■ Problem description: Write every line out verbatim and omit the pictures.

■ The data:
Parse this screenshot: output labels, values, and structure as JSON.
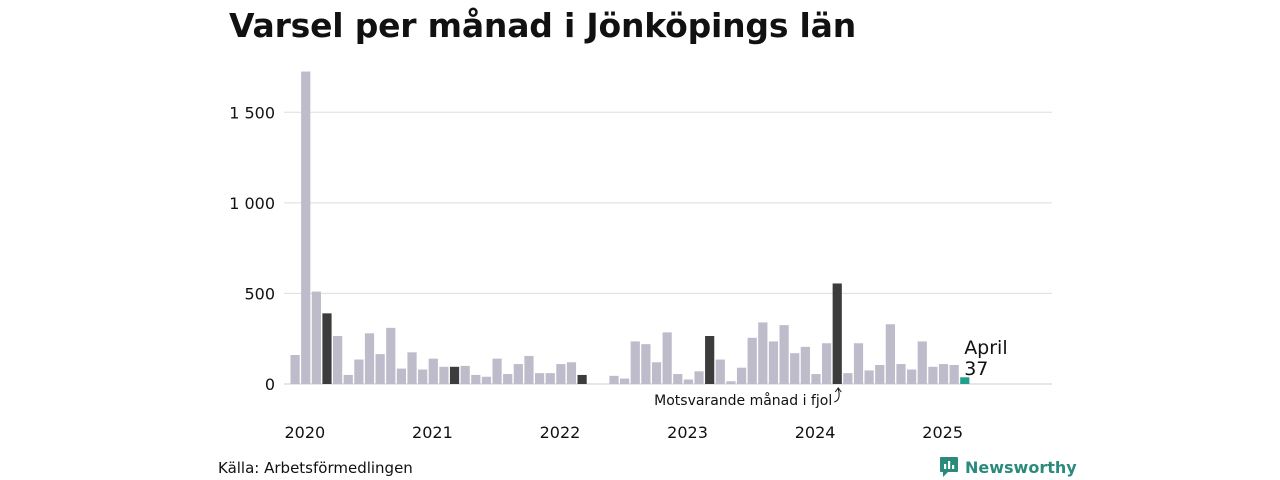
{
  "title": "Varsel per månad i Jönköpings län",
  "source": "Källa: Arbetsförmedlingen",
  "brand": {
    "name": "Newsworthy",
    "icon": "newsworthy-logo-icon"
  },
  "colors": {
    "bar": "#bebbca",
    "same_month": "#3c3c3c",
    "current": "#20a08c",
    "grid": "#dddddd",
    "brand": "#2a8a7c"
  },
  "chart_data": {
    "type": "bar",
    "title": "Varsel per månad i Jönköpings län",
    "xlabel": "",
    "ylabel": "",
    "ylim": [
      0,
      1750
    ],
    "yticks": [
      0,
      500,
      1000,
      1500
    ],
    "ytick_labels": [
      "0",
      "500",
      "1 000",
      "1 500"
    ],
    "grid": true,
    "x_start": "2020-01",
    "xtick_labels": [
      "2020",
      "2021",
      "2022",
      "2023",
      "2024",
      "2025"
    ],
    "values": [
      160,
      1725,
      510,
      390,
      265,
      50,
      135,
      280,
      165,
      310,
      85,
      175,
      80,
      140,
      95,
      95,
      100,
      50,
      40,
      140,
      55,
      110,
      155,
      60,
      60,
      110,
      120,
      50,
      0,
      0,
      45,
      30,
      235,
      220,
      120,
      285,
      55,
      25,
      70,
      265,
      135,
      15,
      90,
      255,
      340,
      235,
      325,
      170,
      205,
      55,
      225,
      555,
      60,
      225,
      75,
      105,
      330,
      110,
      80,
      235,
      95,
      110,
      105,
      37
    ],
    "highlighted_same_month": [
      "2020-04",
      "2021-04",
      "2022-04",
      "2023-04",
      "2024-04"
    ],
    "current": {
      "month": "2025-04",
      "label": "April",
      "value": "37"
    },
    "annotation": "Motsvarande månad i fjol"
  }
}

■ Task answer:
Parse this screenshot: output labels, values, and structure as JSON.
{
  "title": "Varsel per månad i Jönköpings län",
  "source": "Källa: Arbetsförmedlingen",
  "brand": {
    "name": "Newsworthy",
    "icon": "newsworthy-logo-icon"
  },
  "colors": {
    "bar": "#bebbca",
    "same_month": "#3c3c3c",
    "current": "#20a08c",
    "grid": "#dddddd",
    "brand": "#2a8a7c"
  },
  "chart_data": {
    "type": "bar",
    "title": "Varsel per månad i Jönköpings län",
    "xlabel": "",
    "ylabel": "",
    "ylim": [
      0,
      1750
    ],
    "yticks": [
      0,
      500,
      1000,
      1500
    ],
    "ytick_labels": [
      "0",
      "500",
      "1 000",
      "1 500"
    ],
    "grid": true,
    "x_start": "2020-01",
    "xtick_labels": [
      "2020",
      "2021",
      "2022",
      "2023",
      "2024",
      "2025"
    ],
    "values": [
      160,
      1725,
      510,
      390,
      265,
      50,
      135,
      280,
      165,
      310,
      85,
      175,
      80,
      140,
      95,
      95,
      100,
      50,
      40,
      140,
      55,
      110,
      155,
      60,
      60,
      110,
      120,
      50,
      0,
      0,
      45,
      30,
      235,
      220,
      120,
      285,
      55,
      25,
      70,
      265,
      135,
      15,
      90,
      255,
      340,
      235,
      325,
      170,
      205,
      55,
      225,
      555,
      60,
      225,
      75,
      105,
      330,
      110,
      80,
      235,
      95,
      110,
      105,
      37
    ],
    "highlighted_same_month": [
      "2020-04",
      "2021-04",
      "2022-04",
      "2023-04",
      "2024-04"
    ],
    "current": {
      "month": "2025-04",
      "label": "April",
      "value": "37"
    },
    "annotation": "Motsvarande månad i fjol"
  }
}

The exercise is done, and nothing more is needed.